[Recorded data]
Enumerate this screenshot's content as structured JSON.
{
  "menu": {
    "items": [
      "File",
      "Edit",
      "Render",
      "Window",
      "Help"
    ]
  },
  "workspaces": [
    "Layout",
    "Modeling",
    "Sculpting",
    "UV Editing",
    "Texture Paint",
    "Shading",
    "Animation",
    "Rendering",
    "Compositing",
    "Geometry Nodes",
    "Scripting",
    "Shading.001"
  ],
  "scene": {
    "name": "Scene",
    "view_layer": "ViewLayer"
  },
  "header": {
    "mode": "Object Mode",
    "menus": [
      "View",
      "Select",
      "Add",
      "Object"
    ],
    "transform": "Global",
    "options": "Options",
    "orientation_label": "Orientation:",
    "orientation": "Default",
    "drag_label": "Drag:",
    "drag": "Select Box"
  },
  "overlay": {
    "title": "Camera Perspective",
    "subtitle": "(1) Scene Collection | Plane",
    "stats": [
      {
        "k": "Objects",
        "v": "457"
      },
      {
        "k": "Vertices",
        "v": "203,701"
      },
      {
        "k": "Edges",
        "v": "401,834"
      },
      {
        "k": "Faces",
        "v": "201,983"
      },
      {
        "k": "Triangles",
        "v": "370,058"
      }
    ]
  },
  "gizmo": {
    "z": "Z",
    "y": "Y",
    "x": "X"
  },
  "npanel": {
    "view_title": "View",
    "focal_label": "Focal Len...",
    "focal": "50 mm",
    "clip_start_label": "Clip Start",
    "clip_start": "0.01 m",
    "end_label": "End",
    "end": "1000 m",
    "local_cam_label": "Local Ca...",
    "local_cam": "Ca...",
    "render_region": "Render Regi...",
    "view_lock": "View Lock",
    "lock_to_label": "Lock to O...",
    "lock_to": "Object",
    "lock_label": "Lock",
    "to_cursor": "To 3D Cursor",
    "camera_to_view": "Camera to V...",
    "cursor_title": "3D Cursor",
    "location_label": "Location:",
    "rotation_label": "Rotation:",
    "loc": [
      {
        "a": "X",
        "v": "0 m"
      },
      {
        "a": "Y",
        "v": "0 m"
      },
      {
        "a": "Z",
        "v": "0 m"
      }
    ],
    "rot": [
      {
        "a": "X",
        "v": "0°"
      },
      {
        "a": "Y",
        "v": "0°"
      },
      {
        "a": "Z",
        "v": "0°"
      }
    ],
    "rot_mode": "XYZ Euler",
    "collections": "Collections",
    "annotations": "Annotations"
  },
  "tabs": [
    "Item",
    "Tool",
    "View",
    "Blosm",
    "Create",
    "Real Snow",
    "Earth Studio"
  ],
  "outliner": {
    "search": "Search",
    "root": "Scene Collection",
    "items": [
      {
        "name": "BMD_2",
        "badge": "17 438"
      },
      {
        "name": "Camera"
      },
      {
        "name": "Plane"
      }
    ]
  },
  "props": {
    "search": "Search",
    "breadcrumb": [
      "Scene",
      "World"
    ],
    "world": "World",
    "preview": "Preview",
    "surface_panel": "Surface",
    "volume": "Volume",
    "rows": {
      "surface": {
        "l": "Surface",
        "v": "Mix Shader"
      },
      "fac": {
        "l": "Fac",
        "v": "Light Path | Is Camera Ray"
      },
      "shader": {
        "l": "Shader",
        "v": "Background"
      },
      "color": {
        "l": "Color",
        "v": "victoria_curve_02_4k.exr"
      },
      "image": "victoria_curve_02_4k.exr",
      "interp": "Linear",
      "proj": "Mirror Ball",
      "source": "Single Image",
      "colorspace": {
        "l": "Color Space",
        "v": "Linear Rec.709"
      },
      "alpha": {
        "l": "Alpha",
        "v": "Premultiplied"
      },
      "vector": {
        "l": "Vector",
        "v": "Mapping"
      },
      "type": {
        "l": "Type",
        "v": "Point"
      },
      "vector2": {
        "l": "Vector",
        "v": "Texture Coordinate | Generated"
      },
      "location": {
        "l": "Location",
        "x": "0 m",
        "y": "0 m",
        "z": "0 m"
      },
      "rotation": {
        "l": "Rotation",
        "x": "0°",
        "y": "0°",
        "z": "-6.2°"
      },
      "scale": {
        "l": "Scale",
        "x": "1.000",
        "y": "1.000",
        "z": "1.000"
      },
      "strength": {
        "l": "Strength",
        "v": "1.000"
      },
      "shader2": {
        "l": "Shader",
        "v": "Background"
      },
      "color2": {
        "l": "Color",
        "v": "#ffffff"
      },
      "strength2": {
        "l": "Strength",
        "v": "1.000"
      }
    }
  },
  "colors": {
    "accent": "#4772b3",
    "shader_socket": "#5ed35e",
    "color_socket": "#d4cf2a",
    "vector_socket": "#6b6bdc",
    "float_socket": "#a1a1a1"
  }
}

- [GIVEN PROBLEM] Please reproduce the entire listing, exactly as shown.

- [SOLVED EXERCISE]
Enumerate this screenshot's content as structured JSON.
{
  "menu": {
    "items": [
      "File",
      "Edit",
      "Render",
      "Window",
      "Help"
    ]
  },
  "workspaces": [
    "Layout",
    "Modeling",
    "Sculpting",
    "UV Editing",
    "Texture Paint",
    "Shading",
    "Animation",
    "Rendering",
    "Compositing",
    "Geometry Nodes",
    "Scripting",
    "Shading.001"
  ],
  "scene": {
    "name": "Scene",
    "view_layer": "ViewLayer"
  },
  "header": {
    "mode": "Object Mode",
    "menus": [
      "View",
      "Select",
      "Add",
      "Object"
    ],
    "transform": "Global",
    "options": "Options",
    "orientation_label": "Orientation:",
    "orientation": "Default",
    "drag_label": "Drag:",
    "drag": "Select Box"
  },
  "overlay": {
    "title": "Camera Perspective",
    "subtitle": "(1) Scene Collection | Plane",
    "stats": [
      {
        "k": "Objects",
        "v": "457"
      },
      {
        "k": "Vertices",
        "v": "203,701"
      },
      {
        "k": "Edges",
        "v": "401,834"
      },
      {
        "k": "Faces",
        "v": "201,983"
      },
      {
        "k": "Triangles",
        "v": "370,058"
      }
    ]
  },
  "gizmo": {
    "z": "Z",
    "y": "Y",
    "x": "X"
  },
  "npanel": {
    "view_title": "View",
    "focal_label": "Focal Len...",
    "focal": "50 mm",
    "clip_start_label": "Clip Start",
    "clip_start": "0.01 m",
    "end_label": "End",
    "end": "1000 m",
    "local_cam_label": "Local Ca...",
    "local_cam": "Ca...",
    "render_region": "Render Regi...",
    "view_lock": "View Lock",
    "lock_to_label": "Lock to O...",
    "lock_to": "Object",
    "lock_label": "Lock",
    "to_cursor": "To 3D Cursor",
    "camera_to_view": "Camera to V...",
    "cursor_title": "3D Cursor",
    "location_label": "Location:",
    "rotation_label": "Rotation:",
    "loc": [
      {
        "a": "X",
        "v": "0 m"
      },
      {
        "a": "Y",
        "v": "0 m"
      },
      {
        "a": "Z",
        "v": "0 m"
      }
    ],
    "rot": [
      {
        "a": "X",
        "v": "0°"
      },
      {
        "a": "Y",
        "v": "0°"
      },
      {
        "a": "Z",
        "v": "0°"
      }
    ],
    "rot_mode": "XYZ Euler",
    "collections": "Collections",
    "annotations": "Annotations"
  },
  "tabs": [
    "Item",
    "Tool",
    "View",
    "Blosm",
    "Create",
    "Real Snow",
    "Earth Studio"
  ],
  "outliner": {
    "search": "Search",
    "root": "Scene Collection",
    "items": [
      {
        "name": "BMD_2",
        "badge": "17 438"
      },
      {
        "name": "Camera"
      },
      {
        "name": "Plane"
      }
    ]
  },
  "props": {
    "search": "Search",
    "breadcrumb": [
      "Scene",
      "World"
    ],
    "world": "World",
    "preview": "Preview",
    "surface_panel": "Surface",
    "volume": "Volume",
    "rows": {
      "surface": {
        "l": "Surface",
        "v": "Mix Shader"
      },
      "fac": {
        "l": "Fac",
        "v": "Light Path | Is Camera Ray"
      },
      "shader": {
        "l": "Shader",
        "v": "Background"
      },
      "color": {
        "l": "Color",
        "v": "victoria_curve_02_4k.exr"
      },
      "image": "victoria_curve_02_4k.exr",
      "interp": "Linear",
      "proj": "Mirror Ball",
      "source": "Single Image",
      "colorspace": {
        "l": "Color Space",
        "v": "Linear Rec.709"
      },
      "alpha": {
        "l": "Alpha",
        "v": "Premultiplied"
      },
      "vector": {
        "l": "Vector",
        "v": "Mapping"
      },
      "type": {
        "l": "Type",
        "v": "Point"
      },
      "vector2": {
        "l": "Vector",
        "v": "Texture Coordinate | Generated"
      },
      "location": {
        "l": "Location",
        "x": "0 m",
        "y": "0 m",
        "z": "0 m"
      },
      "rotation": {
        "l": "Rotation",
        "x": "0°",
        "y": "0°",
        "z": "-6.2°"
      },
      "scale": {
        "l": "Scale",
        "x": "1.000",
        "y": "1.000",
        "z": "1.000"
      },
      "strength": {
        "l": "Strength",
        "v": "1.000"
      },
      "shader2": {
        "l": "Shader",
        "v": "Background"
      },
      "color2": {
        "l": "Color",
        "v": "#ffffff"
      },
      "strength2": {
        "l": "Strength",
        "v": "1.000"
      }
    }
  },
  "colors": {
    "accent": "#4772b3",
    "shader_socket": "#5ed35e",
    "color_socket": "#d4cf2a",
    "vector_socket": "#6b6bdc",
    "float_socket": "#a1a1a1"
  }
}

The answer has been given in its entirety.